→ **STATED GOAL**:
Omit every image, and transcribe the remaining entries exactly as given.

→ **EXTRACTED DATA**:
● ● ● ● ● ● ●
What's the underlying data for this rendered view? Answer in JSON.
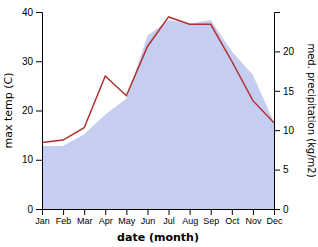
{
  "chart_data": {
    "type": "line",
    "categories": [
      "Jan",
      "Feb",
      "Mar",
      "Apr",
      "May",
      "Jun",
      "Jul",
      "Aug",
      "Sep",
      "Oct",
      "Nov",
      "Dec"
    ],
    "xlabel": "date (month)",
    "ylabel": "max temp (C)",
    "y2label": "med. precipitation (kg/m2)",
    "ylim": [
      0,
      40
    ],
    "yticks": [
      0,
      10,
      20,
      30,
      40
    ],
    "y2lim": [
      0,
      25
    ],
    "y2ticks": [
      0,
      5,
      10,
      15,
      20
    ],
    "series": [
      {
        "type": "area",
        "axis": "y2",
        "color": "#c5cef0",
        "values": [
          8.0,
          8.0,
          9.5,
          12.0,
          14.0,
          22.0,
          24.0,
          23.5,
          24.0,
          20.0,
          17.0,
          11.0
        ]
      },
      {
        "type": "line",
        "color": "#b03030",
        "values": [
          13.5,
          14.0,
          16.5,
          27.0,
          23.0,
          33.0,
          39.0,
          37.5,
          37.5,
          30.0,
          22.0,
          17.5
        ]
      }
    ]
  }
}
● ● ● ● ● ● ●
→ **RESULT FOR THIS TASK**:
What's the underlying data for this rendered view? Answer in JSON.
{
  "chart_data": {
    "type": "line",
    "categories": [
      "Jan",
      "Feb",
      "Mar",
      "Apr",
      "May",
      "Jun",
      "Jul",
      "Aug",
      "Sep",
      "Oct",
      "Nov",
      "Dec"
    ],
    "xlabel": "date (month)",
    "ylabel": "max temp (C)",
    "y2label": "med. precipitation (kg/m2)",
    "ylim": [
      0,
      40
    ],
    "yticks": [
      0,
      10,
      20,
      30,
      40
    ],
    "y2lim": [
      0,
      25
    ],
    "y2ticks": [
      0,
      5,
      10,
      15,
      20
    ],
    "series": [
      {
        "type": "area",
        "axis": "y2",
        "color": "#c5cef0",
        "values": [
          8.0,
          8.0,
          9.5,
          12.0,
          14.0,
          22.0,
          24.0,
          23.5,
          24.0,
          20.0,
          17.0,
          11.0
        ]
      },
      {
        "type": "line",
        "color": "#b03030",
        "values": [
          13.5,
          14.0,
          16.5,
          27.0,
          23.0,
          33.0,
          39.0,
          37.5,
          37.5,
          30.0,
          22.0,
          17.5
        ]
      }
    ]
  }
}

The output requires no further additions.